BEGIN Supplied data
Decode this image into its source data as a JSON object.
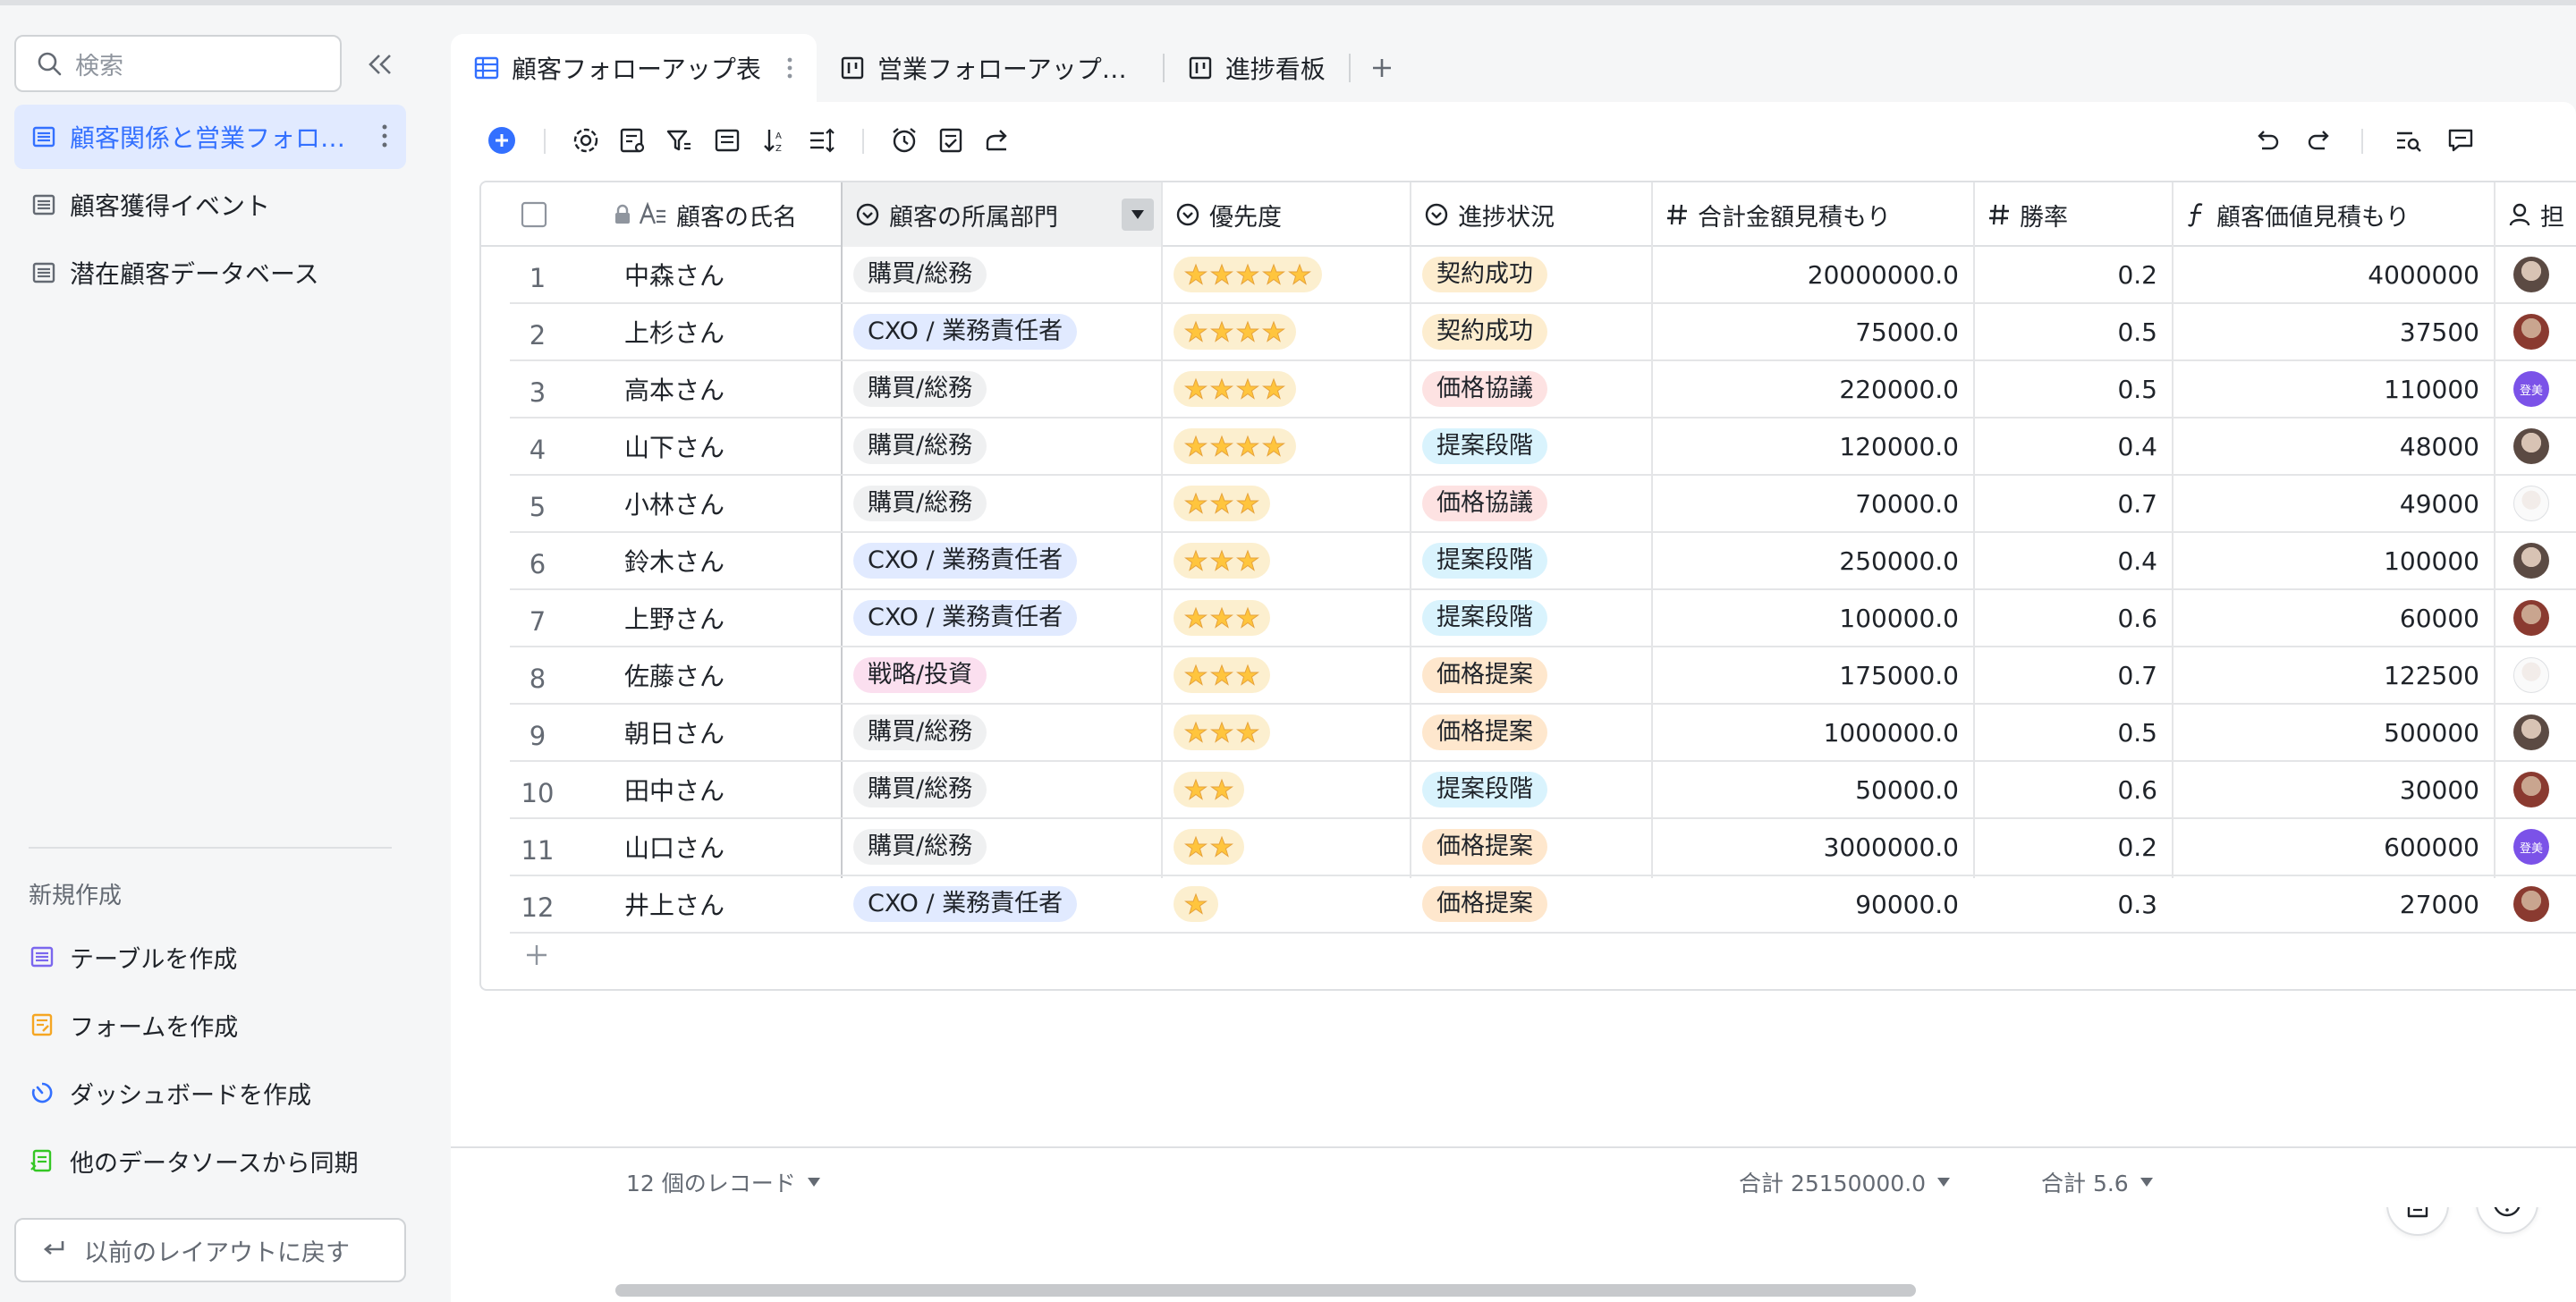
{
  "sidebar": {
    "search_placeholder": "検索",
    "items": [
      {
        "label": "顧客関係と営業フォロ…",
        "active": true
      },
      {
        "label": "顧客獲得イベント"
      },
      {
        "label": "潜在顧客データベース"
      }
    ],
    "create_title": "新規作成",
    "create_items": [
      {
        "label": "テーブルを作成",
        "icon": "table-icon"
      },
      {
        "label": "フォームを作成",
        "icon": "form-icon"
      },
      {
        "label": "ダッシュボードを作成",
        "icon": "dashboard-icon"
      },
      {
        "label": "他のデータソースから同期",
        "icon": "sync-icon"
      }
    ],
    "back_label": "以前のレイアウトに戻す"
  },
  "tabs": [
    {
      "label": "顧客フォローアップ表",
      "active": true
    },
    {
      "label": "営業フォローアップ…"
    },
    {
      "label": "進捗看板"
    }
  ],
  "columns": [
    {
      "label": "顧客の氏名",
      "icon": "text-field-icon"
    },
    {
      "label": "顧客の所属部門",
      "icon": "single-select-icon"
    },
    {
      "label": "優先度",
      "icon": "single-select-icon"
    },
    {
      "label": "進捗状況",
      "icon": "single-select-icon"
    },
    {
      "label": "合計金額見積もり",
      "icon": "number-icon"
    },
    {
      "label": "勝率",
      "icon": "number-icon"
    },
    {
      "label": "顧客価値見積もり",
      "icon": "formula-icon"
    },
    {
      "label": "担",
      "icon": "person-icon"
    }
  ],
  "rows": [
    {
      "idx": "1",
      "name": "中森さん",
      "dept": "購買/総務",
      "stars": 5,
      "status": "契約成功",
      "amount": "20000000.0",
      "rate": "0.2",
      "value": "4000000",
      "avatar": "photo-a"
    },
    {
      "idx": "2",
      "name": "上杉さん",
      "dept": "CXO / 業務責任者",
      "stars": 4,
      "status": "契約成功",
      "amount": "75000.0",
      "rate": "0.5",
      "value": "37500",
      "avatar": "photo-b"
    },
    {
      "idx": "3",
      "name": "高本さん",
      "dept": "購買/総務",
      "stars": 4,
      "status": "価格協議",
      "amount": "220000.0",
      "rate": "0.5",
      "value": "110000",
      "avatar": "purple",
      "avatar_text": "登美"
    },
    {
      "idx": "4",
      "name": "山下さん",
      "dept": "購買/総務",
      "stars": 4,
      "status": "提案段階",
      "amount": "120000.0",
      "rate": "0.4",
      "value": "48000",
      "avatar": "photo-a"
    },
    {
      "idx": "5",
      "name": "小林さん",
      "dept": "購買/総務",
      "stars": 3,
      "status": "価格協議",
      "amount": "70000.0",
      "rate": "0.7",
      "value": "49000",
      "avatar": "photo-c"
    },
    {
      "idx": "6",
      "name": "鈴木さん",
      "dept": "CXO / 業務責任者",
      "stars": 3,
      "status": "提案段階",
      "amount": "250000.0",
      "rate": "0.4",
      "value": "100000",
      "avatar": "photo-a"
    },
    {
      "idx": "7",
      "name": "上野さん",
      "dept": "CXO / 業務責任者",
      "stars": 3,
      "status": "提案段階",
      "amount": "100000.0",
      "rate": "0.6",
      "value": "60000",
      "avatar": "photo-b"
    },
    {
      "idx": "8",
      "name": "佐藤さん",
      "dept": "戦略/投資",
      "stars": 3,
      "status": "価格提案",
      "amount": "175000.0",
      "rate": "0.7",
      "value": "122500",
      "avatar": "photo-c"
    },
    {
      "idx": "9",
      "name": "朝日さん",
      "dept": "購買/総務",
      "stars": 3,
      "status": "価格提案",
      "amount": "1000000.0",
      "rate": "0.5",
      "value": "500000",
      "avatar": "photo-a"
    },
    {
      "idx": "10",
      "name": "田中さん",
      "dept": "購買/総務",
      "stars": 2,
      "status": "提案段階",
      "amount": "50000.0",
      "rate": "0.6",
      "value": "30000",
      "avatar": "photo-b"
    },
    {
      "idx": "11",
      "name": "山口さん",
      "dept": "購買/総務",
      "stars": 2,
      "status": "価格提案",
      "amount": "3000000.0",
      "rate": "0.2",
      "value": "600000",
      "avatar": "purple",
      "avatar_text": "登美"
    },
    {
      "idx": "12",
      "name": "井上さん",
      "dept": "CXO / 業務責任者",
      "stars": 1,
      "status": "価格提案",
      "amount": "90000.0",
      "rate": "0.3",
      "value": "27000",
      "avatar": "photo-b"
    }
  ],
  "footer": {
    "record_count": "12 個のレコード",
    "sum_amount": "合計 25150000.0",
    "sum_rate": "合計 5.6"
  },
  "colors": {
    "accent": "#3370ff",
    "tag_grey": "#eff0f1",
    "tag_blue": "#e1eaff",
    "tag_pink": "#fbdfef",
    "status_success": "#fdedcf",
    "status_negotiation": "#fde2e2",
    "status_proposal": "#d9f3fd",
    "status_price": "#fee7cd"
  }
}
END Supplied data
Task brief
Return the records exactly. Don't carry the pictures over.

Task output
Decode this image into its source data as a JSON object.
{
  "sidebar": {
    "search_placeholder": "検索",
    "items": [
      {
        "label": "顧客関係と営業フォロ…",
        "active": true
      },
      {
        "label": "顧客獲得イベント"
      },
      {
        "label": "潜在顧客データベース"
      }
    ],
    "create_title": "新規作成",
    "create_items": [
      {
        "label": "テーブルを作成",
        "icon": "table-icon"
      },
      {
        "label": "フォームを作成",
        "icon": "form-icon"
      },
      {
        "label": "ダッシュボードを作成",
        "icon": "dashboard-icon"
      },
      {
        "label": "他のデータソースから同期",
        "icon": "sync-icon"
      }
    ],
    "back_label": "以前のレイアウトに戻す"
  },
  "tabs": [
    {
      "label": "顧客フォローアップ表",
      "active": true
    },
    {
      "label": "営業フォローアップ…"
    },
    {
      "label": "進捗看板"
    }
  ],
  "columns": [
    {
      "label": "顧客の氏名",
      "icon": "text-field-icon"
    },
    {
      "label": "顧客の所属部門",
      "icon": "single-select-icon"
    },
    {
      "label": "優先度",
      "icon": "single-select-icon"
    },
    {
      "label": "進捗状況",
      "icon": "single-select-icon"
    },
    {
      "label": "合計金額見積もり",
      "icon": "number-icon"
    },
    {
      "label": "勝率",
      "icon": "number-icon"
    },
    {
      "label": "顧客価値見積もり",
      "icon": "formula-icon"
    },
    {
      "label": "担",
      "icon": "person-icon"
    }
  ],
  "rows": [
    {
      "idx": "1",
      "name": "中森さん",
      "dept": "購買/総務",
      "stars": 5,
      "status": "契約成功",
      "amount": "20000000.0",
      "rate": "0.2",
      "value": "4000000",
      "avatar": "photo-a"
    },
    {
      "idx": "2",
      "name": "上杉さん",
      "dept": "CXO / 業務責任者",
      "stars": 4,
      "status": "契約成功",
      "amount": "75000.0",
      "rate": "0.5",
      "value": "37500",
      "avatar": "photo-b"
    },
    {
      "idx": "3",
      "name": "高本さん",
      "dept": "購買/総務",
      "stars": 4,
      "status": "価格協議",
      "amount": "220000.0",
      "rate": "0.5",
      "value": "110000",
      "avatar": "purple",
      "avatar_text": "登美"
    },
    {
      "idx": "4",
      "name": "山下さん",
      "dept": "購買/総務",
      "stars": 4,
      "status": "提案段階",
      "amount": "120000.0",
      "rate": "0.4",
      "value": "48000",
      "avatar": "photo-a"
    },
    {
      "idx": "5",
      "name": "小林さん",
      "dept": "購買/総務",
      "stars": 3,
      "status": "価格協議",
      "amount": "70000.0",
      "rate": "0.7",
      "value": "49000",
      "avatar": "photo-c"
    },
    {
      "idx": "6",
      "name": "鈴木さん",
      "dept": "CXO / 業務責任者",
      "stars": 3,
      "status": "提案段階",
      "amount": "250000.0",
      "rate": "0.4",
      "value": "100000",
      "avatar": "photo-a"
    },
    {
      "idx": "7",
      "name": "上野さん",
      "dept": "CXO / 業務責任者",
      "stars": 3,
      "status": "提案段階",
      "amount": "100000.0",
      "rate": "0.6",
      "value": "60000",
      "avatar": "photo-b"
    },
    {
      "idx": "8",
      "name": "佐藤さん",
      "dept": "戦略/投資",
      "stars": 3,
      "status": "価格提案",
      "amount": "175000.0",
      "rate": "0.7",
      "value": "122500",
      "avatar": "photo-c"
    },
    {
      "idx": "9",
      "name": "朝日さん",
      "dept": "購買/総務",
      "stars": 3,
      "status": "価格提案",
      "amount": "1000000.0",
      "rate": "0.5",
      "value": "500000",
      "avatar": "photo-a"
    },
    {
      "idx": "10",
      "name": "田中さん",
      "dept": "購買/総務",
      "stars": 2,
      "status": "提案段階",
      "amount": "50000.0",
      "rate": "0.6",
      "value": "30000",
      "avatar": "photo-b"
    },
    {
      "idx": "11",
      "name": "山口さん",
      "dept": "購買/総務",
      "stars": 2,
      "status": "価格提案",
      "amount": "3000000.0",
      "rate": "0.2",
      "value": "600000",
      "avatar": "purple",
      "avatar_text": "登美"
    },
    {
      "idx": "12",
      "name": "井上さん",
      "dept": "CXO / 業務責任者",
      "stars": 1,
      "status": "価格提案",
      "amount": "90000.0",
      "rate": "0.3",
      "value": "27000",
      "avatar": "photo-b"
    }
  ],
  "footer": {
    "record_count": "12 個のレコード",
    "sum_amount": "合計 25150000.0",
    "sum_rate": "合計 5.6"
  },
  "colors": {
    "accent": "#3370ff",
    "tag_grey": "#eff0f1",
    "tag_blue": "#e1eaff",
    "tag_pink": "#fbdfef",
    "status_success": "#fdedcf",
    "status_negotiation": "#fde2e2",
    "status_proposal": "#d9f3fd",
    "status_price": "#fee7cd"
  }
}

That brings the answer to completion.